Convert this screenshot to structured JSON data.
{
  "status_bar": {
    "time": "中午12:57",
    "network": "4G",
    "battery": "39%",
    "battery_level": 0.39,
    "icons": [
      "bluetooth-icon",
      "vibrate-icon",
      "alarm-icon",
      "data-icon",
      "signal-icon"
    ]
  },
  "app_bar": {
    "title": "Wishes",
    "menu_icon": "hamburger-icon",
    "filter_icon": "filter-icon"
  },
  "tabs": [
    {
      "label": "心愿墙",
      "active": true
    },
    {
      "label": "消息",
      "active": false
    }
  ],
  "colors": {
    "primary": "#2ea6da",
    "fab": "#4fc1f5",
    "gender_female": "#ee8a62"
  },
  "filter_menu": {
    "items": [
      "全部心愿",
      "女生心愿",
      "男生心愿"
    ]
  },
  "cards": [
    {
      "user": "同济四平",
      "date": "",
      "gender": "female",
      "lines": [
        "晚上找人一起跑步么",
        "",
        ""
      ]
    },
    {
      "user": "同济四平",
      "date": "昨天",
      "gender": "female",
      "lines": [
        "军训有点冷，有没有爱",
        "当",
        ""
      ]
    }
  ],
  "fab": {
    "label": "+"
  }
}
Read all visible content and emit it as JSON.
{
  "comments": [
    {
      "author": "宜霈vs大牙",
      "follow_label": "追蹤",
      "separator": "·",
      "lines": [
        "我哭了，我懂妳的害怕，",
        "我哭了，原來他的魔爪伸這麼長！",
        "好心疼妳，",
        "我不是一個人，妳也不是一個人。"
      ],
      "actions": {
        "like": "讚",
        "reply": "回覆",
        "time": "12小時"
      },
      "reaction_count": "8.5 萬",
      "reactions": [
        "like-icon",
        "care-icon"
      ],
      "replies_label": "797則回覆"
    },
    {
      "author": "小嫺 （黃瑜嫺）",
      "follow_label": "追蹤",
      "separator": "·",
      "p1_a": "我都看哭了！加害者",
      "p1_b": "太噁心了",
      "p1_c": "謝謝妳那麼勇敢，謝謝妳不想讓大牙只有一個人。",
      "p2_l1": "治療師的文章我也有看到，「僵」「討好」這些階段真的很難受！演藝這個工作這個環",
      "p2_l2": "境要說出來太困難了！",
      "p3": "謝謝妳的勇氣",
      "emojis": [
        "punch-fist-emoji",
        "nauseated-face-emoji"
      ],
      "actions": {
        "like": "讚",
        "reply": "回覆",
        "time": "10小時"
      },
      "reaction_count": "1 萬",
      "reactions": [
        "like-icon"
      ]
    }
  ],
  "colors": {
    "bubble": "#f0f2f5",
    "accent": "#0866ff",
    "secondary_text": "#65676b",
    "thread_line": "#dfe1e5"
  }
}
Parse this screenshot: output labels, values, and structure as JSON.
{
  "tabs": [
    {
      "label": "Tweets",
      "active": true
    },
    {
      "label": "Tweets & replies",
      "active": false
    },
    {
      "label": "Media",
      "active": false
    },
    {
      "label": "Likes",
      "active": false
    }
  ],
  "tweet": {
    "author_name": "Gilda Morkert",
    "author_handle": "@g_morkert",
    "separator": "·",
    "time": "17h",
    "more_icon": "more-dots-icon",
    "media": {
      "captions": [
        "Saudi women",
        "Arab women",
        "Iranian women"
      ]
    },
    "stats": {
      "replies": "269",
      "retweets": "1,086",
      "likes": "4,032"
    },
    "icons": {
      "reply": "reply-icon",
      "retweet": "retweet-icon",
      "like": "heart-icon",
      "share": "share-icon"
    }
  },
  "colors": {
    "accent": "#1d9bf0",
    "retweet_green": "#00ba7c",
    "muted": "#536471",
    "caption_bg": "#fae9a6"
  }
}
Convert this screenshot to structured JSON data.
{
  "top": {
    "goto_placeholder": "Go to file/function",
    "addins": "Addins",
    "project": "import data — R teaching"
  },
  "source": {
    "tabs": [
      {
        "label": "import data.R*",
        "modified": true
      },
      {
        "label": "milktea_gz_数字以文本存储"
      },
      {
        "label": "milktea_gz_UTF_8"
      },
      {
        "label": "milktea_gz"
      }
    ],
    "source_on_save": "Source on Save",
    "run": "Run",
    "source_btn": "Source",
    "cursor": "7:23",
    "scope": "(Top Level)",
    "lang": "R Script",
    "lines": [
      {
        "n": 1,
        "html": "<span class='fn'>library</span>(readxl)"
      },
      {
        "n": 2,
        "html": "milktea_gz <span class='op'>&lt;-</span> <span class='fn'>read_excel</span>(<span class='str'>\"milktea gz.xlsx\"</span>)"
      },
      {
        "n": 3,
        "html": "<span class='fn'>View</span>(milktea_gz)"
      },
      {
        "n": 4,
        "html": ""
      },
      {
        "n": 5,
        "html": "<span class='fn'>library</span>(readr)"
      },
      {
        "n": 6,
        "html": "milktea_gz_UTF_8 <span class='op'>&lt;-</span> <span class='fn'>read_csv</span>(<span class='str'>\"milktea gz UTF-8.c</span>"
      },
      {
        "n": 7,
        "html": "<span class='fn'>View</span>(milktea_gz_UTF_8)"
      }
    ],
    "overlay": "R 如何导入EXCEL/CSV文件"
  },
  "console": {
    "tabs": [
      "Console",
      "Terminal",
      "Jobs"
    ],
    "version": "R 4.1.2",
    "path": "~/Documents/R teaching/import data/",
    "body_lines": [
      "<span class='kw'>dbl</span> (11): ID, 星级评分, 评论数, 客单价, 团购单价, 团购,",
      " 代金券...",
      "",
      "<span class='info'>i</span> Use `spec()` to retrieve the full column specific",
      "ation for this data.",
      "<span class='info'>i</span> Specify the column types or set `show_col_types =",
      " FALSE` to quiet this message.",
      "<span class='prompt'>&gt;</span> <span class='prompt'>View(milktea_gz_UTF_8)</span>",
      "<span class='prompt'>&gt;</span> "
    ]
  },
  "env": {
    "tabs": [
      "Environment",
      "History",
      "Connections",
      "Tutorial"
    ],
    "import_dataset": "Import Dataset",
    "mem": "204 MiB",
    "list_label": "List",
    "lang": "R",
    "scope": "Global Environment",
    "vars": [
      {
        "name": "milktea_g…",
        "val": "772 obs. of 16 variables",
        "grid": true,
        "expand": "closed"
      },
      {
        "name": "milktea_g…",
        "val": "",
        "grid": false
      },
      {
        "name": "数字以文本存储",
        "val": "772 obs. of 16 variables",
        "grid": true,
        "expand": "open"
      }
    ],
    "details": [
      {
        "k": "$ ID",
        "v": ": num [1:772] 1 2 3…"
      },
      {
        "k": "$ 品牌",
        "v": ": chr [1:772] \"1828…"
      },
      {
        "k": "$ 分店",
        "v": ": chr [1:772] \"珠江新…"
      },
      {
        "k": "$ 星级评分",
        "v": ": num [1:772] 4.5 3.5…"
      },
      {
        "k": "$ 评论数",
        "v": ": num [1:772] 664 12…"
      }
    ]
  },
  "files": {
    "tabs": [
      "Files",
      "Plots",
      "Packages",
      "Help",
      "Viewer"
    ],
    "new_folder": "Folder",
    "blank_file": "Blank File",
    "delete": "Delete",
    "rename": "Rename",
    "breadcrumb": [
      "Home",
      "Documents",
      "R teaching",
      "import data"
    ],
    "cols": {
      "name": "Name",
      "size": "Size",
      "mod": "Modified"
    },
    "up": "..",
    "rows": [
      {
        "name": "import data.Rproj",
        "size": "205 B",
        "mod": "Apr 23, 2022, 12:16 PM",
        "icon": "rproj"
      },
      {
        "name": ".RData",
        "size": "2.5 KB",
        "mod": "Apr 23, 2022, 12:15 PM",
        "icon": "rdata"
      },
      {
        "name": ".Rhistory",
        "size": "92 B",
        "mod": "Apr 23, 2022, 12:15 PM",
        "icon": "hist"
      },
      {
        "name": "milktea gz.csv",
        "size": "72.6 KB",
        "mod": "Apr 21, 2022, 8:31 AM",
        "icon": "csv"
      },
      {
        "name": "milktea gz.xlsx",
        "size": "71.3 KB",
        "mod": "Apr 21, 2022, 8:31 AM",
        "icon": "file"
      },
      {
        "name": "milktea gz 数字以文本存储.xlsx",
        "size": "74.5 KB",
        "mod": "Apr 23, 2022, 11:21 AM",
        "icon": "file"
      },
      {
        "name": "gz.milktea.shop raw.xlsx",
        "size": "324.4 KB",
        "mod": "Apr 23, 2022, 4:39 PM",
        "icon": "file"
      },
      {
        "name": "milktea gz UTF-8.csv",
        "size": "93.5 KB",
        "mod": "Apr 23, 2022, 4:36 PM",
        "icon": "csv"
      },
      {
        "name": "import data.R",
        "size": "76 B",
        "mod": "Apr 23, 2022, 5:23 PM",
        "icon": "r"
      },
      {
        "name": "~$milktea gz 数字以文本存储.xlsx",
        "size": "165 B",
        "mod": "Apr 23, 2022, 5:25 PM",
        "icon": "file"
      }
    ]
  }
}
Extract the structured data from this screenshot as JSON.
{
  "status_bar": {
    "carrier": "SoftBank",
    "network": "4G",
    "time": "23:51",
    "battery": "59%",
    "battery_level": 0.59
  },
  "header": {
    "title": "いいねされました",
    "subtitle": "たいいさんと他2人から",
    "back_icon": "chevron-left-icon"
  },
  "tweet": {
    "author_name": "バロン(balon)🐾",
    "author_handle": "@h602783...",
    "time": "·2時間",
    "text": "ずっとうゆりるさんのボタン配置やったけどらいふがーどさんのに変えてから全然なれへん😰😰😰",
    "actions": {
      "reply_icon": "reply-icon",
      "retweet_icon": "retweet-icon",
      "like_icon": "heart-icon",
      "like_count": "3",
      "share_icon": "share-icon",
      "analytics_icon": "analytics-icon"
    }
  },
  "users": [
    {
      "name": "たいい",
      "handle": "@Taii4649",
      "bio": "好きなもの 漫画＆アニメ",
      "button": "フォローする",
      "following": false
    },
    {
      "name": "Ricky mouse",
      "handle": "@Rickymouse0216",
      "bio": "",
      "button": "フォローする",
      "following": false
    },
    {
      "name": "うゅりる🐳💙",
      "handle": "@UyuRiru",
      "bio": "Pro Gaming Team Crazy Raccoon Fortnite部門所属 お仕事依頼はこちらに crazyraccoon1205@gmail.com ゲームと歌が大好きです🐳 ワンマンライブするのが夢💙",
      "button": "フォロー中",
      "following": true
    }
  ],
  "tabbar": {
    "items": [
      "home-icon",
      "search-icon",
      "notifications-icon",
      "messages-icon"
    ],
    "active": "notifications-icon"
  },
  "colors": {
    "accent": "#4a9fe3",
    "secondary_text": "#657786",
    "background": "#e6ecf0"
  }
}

**Stated goal**. In the data above, how many lines contain the string "heart"? Answer with the number only.

**Output below**. 2